[EXERCISE DATA]:
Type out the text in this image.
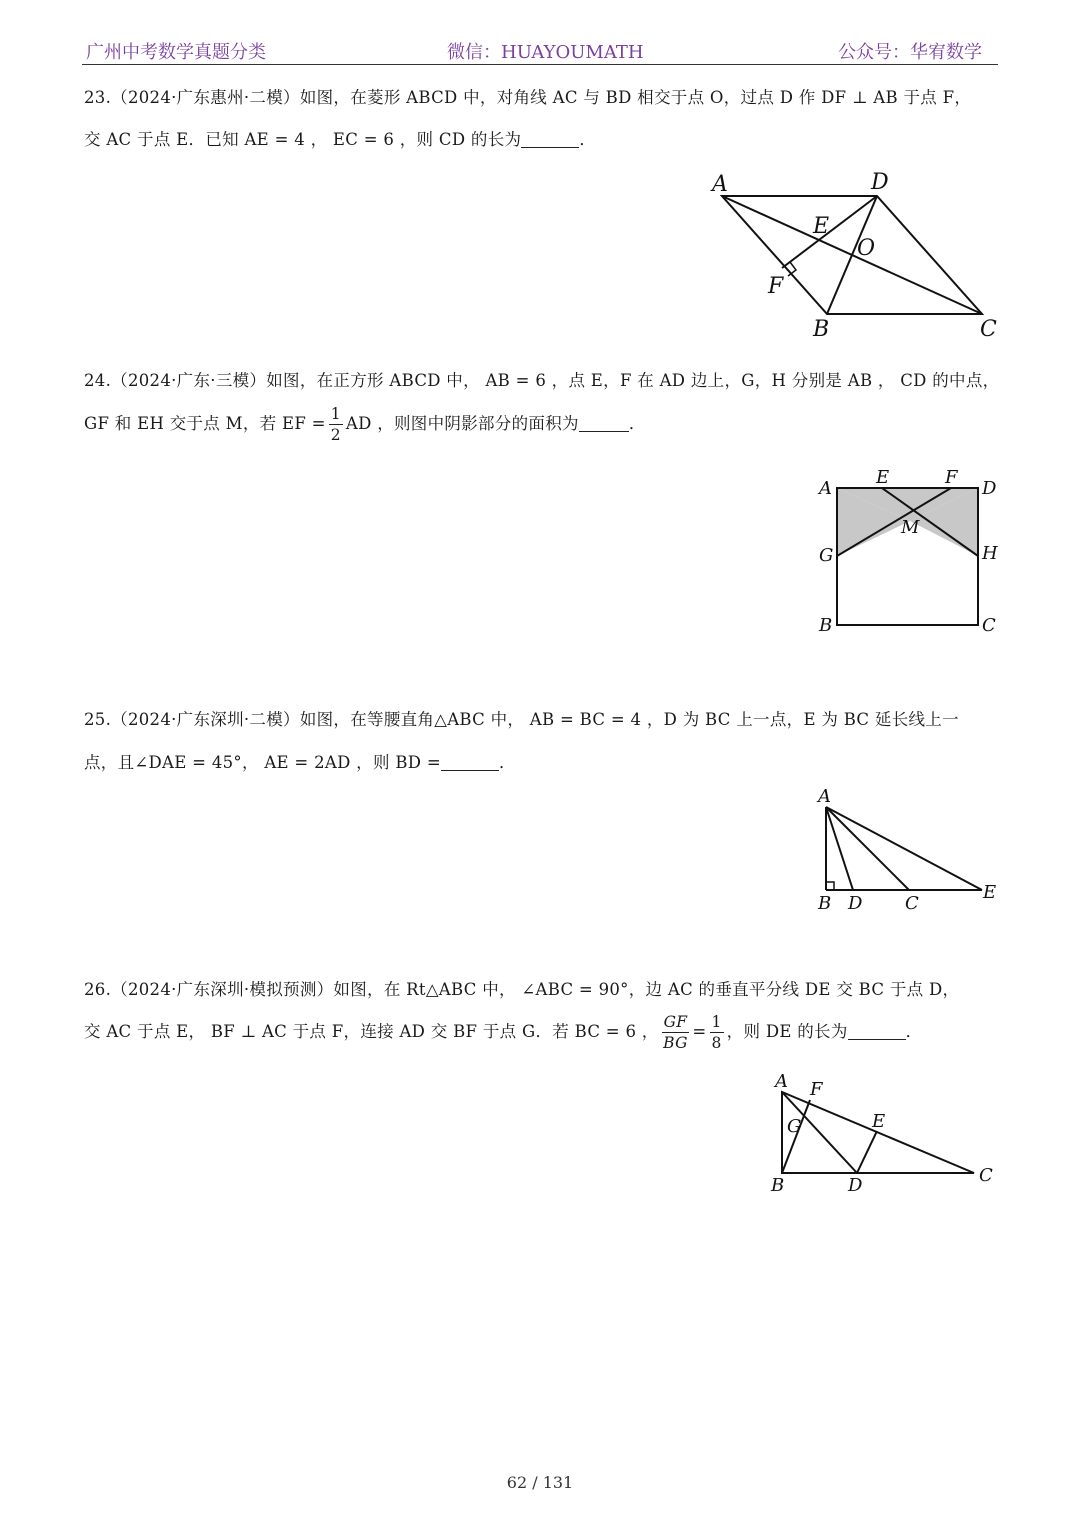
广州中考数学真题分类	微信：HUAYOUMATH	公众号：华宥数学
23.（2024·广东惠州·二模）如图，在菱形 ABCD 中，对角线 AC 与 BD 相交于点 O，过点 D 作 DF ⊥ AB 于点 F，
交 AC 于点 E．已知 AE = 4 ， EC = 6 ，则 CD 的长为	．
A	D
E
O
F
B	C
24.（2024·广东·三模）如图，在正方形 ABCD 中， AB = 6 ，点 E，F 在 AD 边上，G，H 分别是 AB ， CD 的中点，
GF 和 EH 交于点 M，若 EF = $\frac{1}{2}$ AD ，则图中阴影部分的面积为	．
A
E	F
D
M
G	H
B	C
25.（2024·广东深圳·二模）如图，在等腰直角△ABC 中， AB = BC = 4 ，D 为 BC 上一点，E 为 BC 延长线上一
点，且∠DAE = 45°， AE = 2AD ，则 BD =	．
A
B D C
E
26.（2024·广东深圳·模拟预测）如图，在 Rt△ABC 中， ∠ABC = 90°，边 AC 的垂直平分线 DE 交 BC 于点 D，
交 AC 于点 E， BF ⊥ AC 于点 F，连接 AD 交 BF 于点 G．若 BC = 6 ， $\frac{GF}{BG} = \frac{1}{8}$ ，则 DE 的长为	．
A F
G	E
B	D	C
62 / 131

[WORK REQUIRED]:
Omit the pictures. Transcribe every record exactly.

[REPLY TO THE EXERCISE]:
Type out the text in this image.
广州中考数学真题分类	微信：HUAYOUMATH	公众号：华宥数学
23.（2024·广东惠州·二模）如图，在菱形 ABCD 中，对角线 AC 与 BD 相交于点 O，过点 D 作 DF ⊥ AB 于点 F，
交 AC 于点 E．已知 AE = 4 ， EC = 6 ，则 CD 的长为	．
A	D
E
O
F
B	C
24.（2024·广东·三模）如图，在正方形 ABCD 中， AB = 6 ，点 E，F 在 AD 边上，G，H 分别是 AB ， CD 的中点，
GF 和 EH 交于点 M，若 EF = $\frac{1}{2}$ AD ，则图中阴影部分的面积为	．
A
E	F
D
M
G	H
B	C
25.（2024·广东深圳·二模）如图，在等腰直角△ABC 中， AB = BC = 4 ，D 为 BC 上一点，E 为 BC 延长线上一
点，且∠DAE = 45°， AE = 2AD ，则 BD =	．
A
B D C
E
26.（2024·广东深圳·模拟预测）如图，在 Rt△ABC 中， ∠ABC = 90°，边 AC 的垂直平分线 DE 交 BC 于点 D，
交 AC 于点 E， BF ⊥ AC 于点 F，连接 AD 交 BF 于点 G．若 BC = 6 ， $\frac{GF}{BG} = \frac{1}{8}$ ，则 DE 的长为	．
A F
G	E
B	D	C
62 / 131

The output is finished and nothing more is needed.